» Brano selezionato

----------------------------------------

San Galgano: i luoghi sacri e la spada nella roccia
Posizionata in una florida distesa della meravigliosa natura toscana, l’antico Eremo di Montesiepi custodisce all’interno delle sue mura una remota daga incastonata nella pietra che richiama la leggendaria narrazione de La spada nella roccia, oltre che affascinare ogni visitatore della sua peculiare architettura, custodente il silenzio più solenne e provvidenziale, in ideale unione all’Abbazia di San Galgano.
I monasteri appaiono come i luoghi della lode e come i luoghi del silenzio necessario alla lode. Nella strada, stretti dalla folla, noi disponiamo le nostre anime come altrettante
cavità di silenzio dove la Parola di Dio può riposare e risuonare.
Madeleine Delbrêl
Situata nel comune di Chiusdino, ad una trentina di chilometri circa da Siena, l’ammaliante badia porta mura in stile gotico “… e per tetto un cielo di stelle” – rubando titolo ad una pellicola datata 1968, a direzione del regista, sceneggiatore e scrittore Guido Pedroni (1917-2010) – in quanto priva di copertura sulla sua sommità e nella struttura del tutto simile alle abbazie scozzesi di Jedburgh e di Melrose, nonché a quella di Tintern, nel Galles.
La celebre costruzione, che in accoppiata all’Eremo di Montesiepi, di cui patrono è San Galgano, al quale sono dedicate ambedue i cenobi, è uno dei luoghi maggiormente visitati nella Val di Merse e la sua edificazione avvenne fra il 1218 ed il 1288, ad opera dei monaci cistercensi, appartenenti all’omonimo Ordine religioso di stampo cattolico e di diritto pontificio, vale a dire istituito o comunque approvato dalla Santa Sede in formalità di decreto.
Quello che in latino era nominato Ordo cistercensis, s’avviò nella regione francese di Borgogna, l’odierno distretto di Côte-d’Or, precisamente nell’abbazia di Cîteaux, fondata il 21 marzo 1098 dall’abate francese Roberto di Molesme (1024/1028-1111), monaco benedettino che nell’autunno del 1097, stimolato dal desiderio di ritirarsi in un luogo dove rispettare rigorosamente la Regola benedettina, si recò dall’arcivescovo di Lione con alcuni monaci a lui affini nelle opinioni, ottenendo dallo stesso la benedizione richiesta, a seguito della quale il priore, insieme ad una ventina circa di religiosi, trasferì corpo e spirito in quello che, prima d’assumer nominativo di Cîteaux, si chiamava Nuovo Monastero.

----------------------------------------

» Estratti di dati
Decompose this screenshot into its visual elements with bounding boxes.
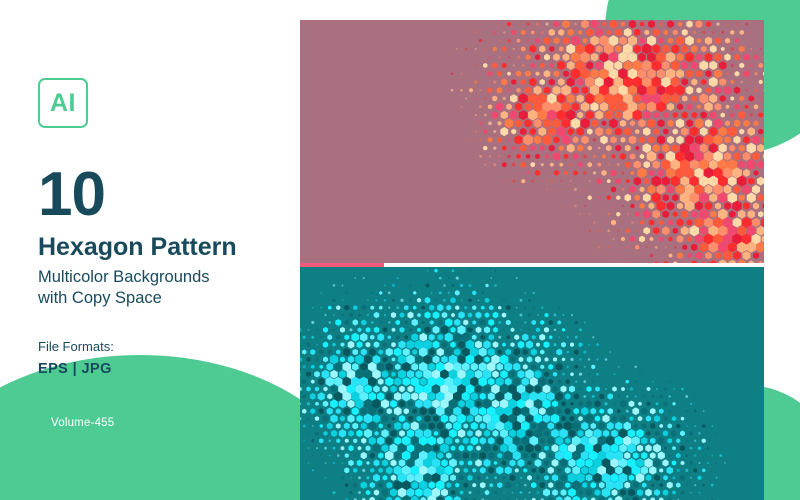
hexagon-pattern-warm-art xyxy=(300,20,764,263)
poster-canvas: AI 10 Hexagon Pattern Multicolor Backgro… xyxy=(0,0,800,500)
volume-badge: Volume-455 xyxy=(38,412,127,435)
file-formats-value: EPS | JPG xyxy=(38,361,293,377)
page-subtitle-line2: with Copy Space xyxy=(38,288,293,309)
page-subtitle: Multicolor Backgrounds with Copy Space xyxy=(38,267,293,309)
ai-format-badge: AI xyxy=(38,78,88,128)
preview-hexagon-pattern-warm[interactable] xyxy=(300,20,764,263)
page-title: Hexagon Pattern xyxy=(38,233,293,261)
item-count: 10 xyxy=(38,166,293,225)
file-formats-label: File Formats: xyxy=(38,339,293,354)
ai-format-badge-label: AI xyxy=(50,91,76,116)
preview-gallery xyxy=(300,20,764,500)
hexagon-pattern-cyan-art xyxy=(300,267,764,500)
page-subtitle-line1: Multicolor Backgrounds xyxy=(38,267,293,288)
info-panel: AI 10 Hexagon Pattern Multicolor Backgro… xyxy=(38,78,293,435)
preview-hexagon-pattern-cyan[interactable] xyxy=(300,267,764,500)
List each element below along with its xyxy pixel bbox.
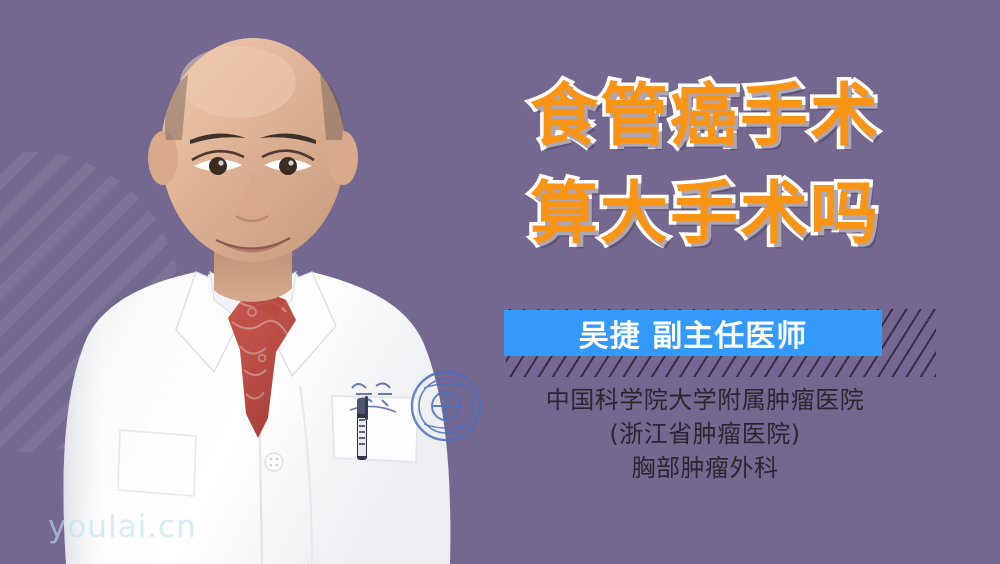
doctor-portrait-photo	[0, 0, 520, 564]
title-block: 食管癌手术 算大手术吗	[470, 68, 940, 264]
pen	[357, 396, 368, 460]
speaker-banner-label: 吴捷 副主任医师	[579, 311, 807, 355]
thumbnail-canvas: youlai.cn 食管癌手术 算大手术吗 吴捷 副主任医师 中国科学院大学附属…	[0, 0, 1000, 564]
speaker-banner-wrap: 吴捷 副主任医师	[470, 305, 940, 377]
affiliation-line-2: (浙江省肿瘤医院)	[470, 417, 940, 451]
affiliation-line-1: 中国科学院大学附属肿瘤医院	[470, 383, 940, 417]
head	[148, 38, 358, 275]
speaker-banner: 吴捷 副主任医师	[504, 310, 882, 356]
site-watermark: youlai.cn	[48, 509, 197, 545]
affiliation-line-3: 胸部肿瘤外科	[470, 451, 940, 485]
title-line-1: 食管癌手术	[470, 68, 940, 166]
affiliation-block: 中国科学院大学附属肿瘤医院 (浙江省肿瘤医院) 胸部肿瘤外科	[470, 383, 940, 485]
title-line-2: 算大手术吗	[470, 166, 940, 264]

----------------------------------------

» Dettagli dell'esercizio
Riporta il passo del testo su San Galgano compreso tra "Madeleine Delbrêl" e "Tintern, nel Galles.", estremi inclusi.

» Risposta all'esercizio
Madeleine Delbrêl
Situata nel comune di Chiusdino, ad una trentina di chilometri circa da Siena, l’ammaliante badia porta mura in stile gotico “… e per tetto un cielo di stelle” – rubando titolo ad una pellicola datata 1968, a direzione del regista, sceneggiatore e scrittore Guido Pedroni (1917-2010) – in quanto priva di copertura sulla sua sommità e nella struttura del tutto simile alle abbazie scozzesi di Jedburgh e di Melrose, nonché a quella di Tintern, nel Galles.